**Directive**:
Transcribe every line of the listing below without any deviation.

----- Records provided -----

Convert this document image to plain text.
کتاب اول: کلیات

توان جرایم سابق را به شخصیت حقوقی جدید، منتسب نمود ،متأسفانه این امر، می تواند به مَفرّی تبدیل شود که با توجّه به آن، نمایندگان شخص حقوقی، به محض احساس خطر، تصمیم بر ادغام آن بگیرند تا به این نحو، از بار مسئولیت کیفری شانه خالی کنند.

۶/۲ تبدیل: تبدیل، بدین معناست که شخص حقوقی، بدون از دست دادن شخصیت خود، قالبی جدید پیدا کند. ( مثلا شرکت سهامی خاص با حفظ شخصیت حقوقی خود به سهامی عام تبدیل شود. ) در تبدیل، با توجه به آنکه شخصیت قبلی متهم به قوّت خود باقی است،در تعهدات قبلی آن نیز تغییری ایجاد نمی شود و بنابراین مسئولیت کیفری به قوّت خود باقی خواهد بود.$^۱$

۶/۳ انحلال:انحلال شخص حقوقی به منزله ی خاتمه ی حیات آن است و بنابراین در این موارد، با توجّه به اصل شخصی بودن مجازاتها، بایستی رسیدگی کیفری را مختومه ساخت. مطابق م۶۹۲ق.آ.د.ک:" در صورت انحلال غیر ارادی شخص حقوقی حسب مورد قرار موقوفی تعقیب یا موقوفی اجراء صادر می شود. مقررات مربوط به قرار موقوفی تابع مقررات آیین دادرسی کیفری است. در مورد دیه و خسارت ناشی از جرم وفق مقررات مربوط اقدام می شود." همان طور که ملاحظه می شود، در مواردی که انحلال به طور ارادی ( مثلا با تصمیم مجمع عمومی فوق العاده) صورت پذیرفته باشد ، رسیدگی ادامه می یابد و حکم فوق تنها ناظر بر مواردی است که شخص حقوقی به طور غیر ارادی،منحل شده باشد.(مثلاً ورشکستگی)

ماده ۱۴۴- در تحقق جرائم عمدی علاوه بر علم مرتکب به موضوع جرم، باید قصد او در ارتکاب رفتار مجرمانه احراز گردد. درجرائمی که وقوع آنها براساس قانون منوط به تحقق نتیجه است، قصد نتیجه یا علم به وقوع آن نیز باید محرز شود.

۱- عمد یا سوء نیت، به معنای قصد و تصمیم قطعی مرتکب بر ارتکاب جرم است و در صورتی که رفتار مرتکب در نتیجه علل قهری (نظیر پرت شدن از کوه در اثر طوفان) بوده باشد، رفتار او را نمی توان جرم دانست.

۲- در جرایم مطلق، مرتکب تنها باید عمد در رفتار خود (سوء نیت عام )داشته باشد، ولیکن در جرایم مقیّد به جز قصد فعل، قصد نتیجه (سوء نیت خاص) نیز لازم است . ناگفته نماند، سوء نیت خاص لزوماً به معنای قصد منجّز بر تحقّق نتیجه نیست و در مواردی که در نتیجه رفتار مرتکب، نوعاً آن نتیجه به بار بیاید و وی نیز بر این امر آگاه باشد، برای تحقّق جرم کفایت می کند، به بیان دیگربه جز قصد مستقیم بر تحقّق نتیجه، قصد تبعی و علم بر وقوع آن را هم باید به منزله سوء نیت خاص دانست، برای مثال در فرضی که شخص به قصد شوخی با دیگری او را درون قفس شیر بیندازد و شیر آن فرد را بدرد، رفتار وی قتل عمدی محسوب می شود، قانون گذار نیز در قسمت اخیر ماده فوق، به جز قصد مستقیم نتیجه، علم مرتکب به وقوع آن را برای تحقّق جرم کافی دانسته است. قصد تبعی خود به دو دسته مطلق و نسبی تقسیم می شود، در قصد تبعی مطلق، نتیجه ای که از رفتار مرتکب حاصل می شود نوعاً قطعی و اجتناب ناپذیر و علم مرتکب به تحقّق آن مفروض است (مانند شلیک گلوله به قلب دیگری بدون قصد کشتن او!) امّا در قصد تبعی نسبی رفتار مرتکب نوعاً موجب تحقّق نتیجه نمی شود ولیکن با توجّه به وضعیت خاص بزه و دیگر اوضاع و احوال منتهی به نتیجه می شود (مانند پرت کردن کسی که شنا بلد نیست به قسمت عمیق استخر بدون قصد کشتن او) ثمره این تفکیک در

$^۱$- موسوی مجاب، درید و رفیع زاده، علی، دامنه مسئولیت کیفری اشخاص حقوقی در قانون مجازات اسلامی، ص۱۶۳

-----

**Reply to the exercise**:
Convert this document image to plain text.
کتاب اول: کلیات

توان جرایم سابق را به شخصیت حقوقی جدید، منتسب نمود ،متأسفانه این امر، می تواند به مَفرّی تبدیل شود که با توجّه به آن، نمایندگان شخص حقوقی، به محض احساس خطر، تصمیم بر ادغام آن بگیرند تا به این نحو، از بار مسئولیت کیفری شانه خالی کنند.

۶/۲ تبدیل: تبدیل، بدین معناست که شخص حقوقی، بدون از دست دادن شخصیت خود، قالبی جدید پیدا کند. ( مثلا شرکت سهامی خاص با حفظ شخصیت حقوقی خود به سهامی عام تبدیل شود. ) در تبدیل، با توجه به آنکه شخصیت قبلی متهم به قوّت خود باقی است،در تعهدات قبلی آن نیز تغییری ایجاد نمی شود و بنابراین مسئولیت کیفری به قوّت خود باقی خواهد بود.$^۱$

۶/۳ انحلال:انحلال شخص حقوقی به منزله ی خاتمه ی حیات آن است و بنابراین در این موارد، با توجّه به اصل شخصی بودن مجازاتها، بایستی رسیدگی کیفری را مختومه ساخت. مطابق م۶۹۲ق.آ.د.ک:" در صورت انحلال غیر ارادی شخص حقوقی حسب مورد قرار موقوفی تعقیب یا موقوفی اجراء صادر می شود. مقررات مربوط به قرار موقوفی تابع مقررات آیین دادرسی کیفری است. در مورد دیه و خسارت ناشی از جرم وفق مقررات مربوط اقدام می شود." همان طور که ملاحظه می شود، در مواردی که انحلال به طور ارادی ( مثلا با تصمیم مجمع عمومی فوق العاده) صورت پذیرفته باشد ، رسیدگی ادامه می یابد و حکم فوق تنها ناظر بر مواردی است که شخص حقوقی به طور غیر ارادی،منحل شده باشد.(مثلاً ورشکستگی)

ماده ۱۴۴- در تحقق جرائم عمدی علاوه بر علم مرتکب به موضوع جرم، باید قصد او در ارتکاب رفتار مجرمانه احراز گردد. درجرائمی که وقوع آنها براساس قانون منوط به تحقق نتیجه است، قصد نتیجه یا علم به وقوع آن نیز باید محرز شود.

۱- عمد یا سوء نیت، به معنای قصد و تصمیم قطعی مرتکب بر ارتکاب جرم است و در صورتی که رفتار مرتکب در نتیجه علل قهری (نظیر پرت شدن از کوه در اثر طوفان) بوده باشد، رفتار او را نمی توان جرم دانست.

۲- در جرایم مطلق، مرتکب تنها باید عمد در رفتار خود (سوء نیت عام )داشته باشد، ولیکن در جرایم مقیّد به جز قصد فعل، قصد نتیجه (سوء نیت خاص) نیز لازم است . ناگفته نماند، سوء نیت خاص لزوماً به معنای قصد منجّز بر تحقّق نتیجه نیست و در مواردی که در نتیجه رفتار مرتکب، نوعاً آن نتیجه به بار بیاید و وی نیز بر این امر آگاه باشد، برای تحقّق جرم کفایت می کند، به بیان دیگربه جز قصد مستقیم بر تحقّق نتیجه، قصد تبعی و علم بر وقوع آن را هم باید به منزله سوء نیت خاص دانست، برای مثال در فرضی که شخص به قصد شوخی با دیگری او را درون قفس شیر بیندازد و شیر آن فرد را بدرد، رفتار وی قتل عمدی محسوب می شود، قانون گذار نیز در قسمت اخیر ماده فوق، به جز قصد مستقیم نتیجه، علم مرتکب به وقوع آن را برای تحقّق جرم کافی دانسته است. قصد تبعی خود به دو دسته مطلق و نسبی تقسیم می شود، در قصد تبعی مطلق، نتیجه ای که از رفتار مرتکب حاصل می شود نوعاً قطعی و اجتناب ناپذیر و علم مرتکب به تحقّق آن مفروض است (مانند شلیک گلوله به قلب دیگری بدون قصد کشتن او!) امّا در قصد تبعی نسبی رفتار مرتکب نوعاً موجب تحقّق نتیجه نمی شود ولیکن با توجّه به وضعیت خاص بزه و دیگر اوضاع و احوال منتهی به نتیجه می شود (مانند پرت کردن کسی که شنا بلد نیست به قسمت عمیق استخر بدون قصد کشتن او) ثمره این تفکیک در

$^۱$- موسوی مجاب، درید و رفیع زاده، علی، دامنه مسئولیت کیفری اشخاص حقوقی در قانون مجازات اسلامی، ص۱۶۳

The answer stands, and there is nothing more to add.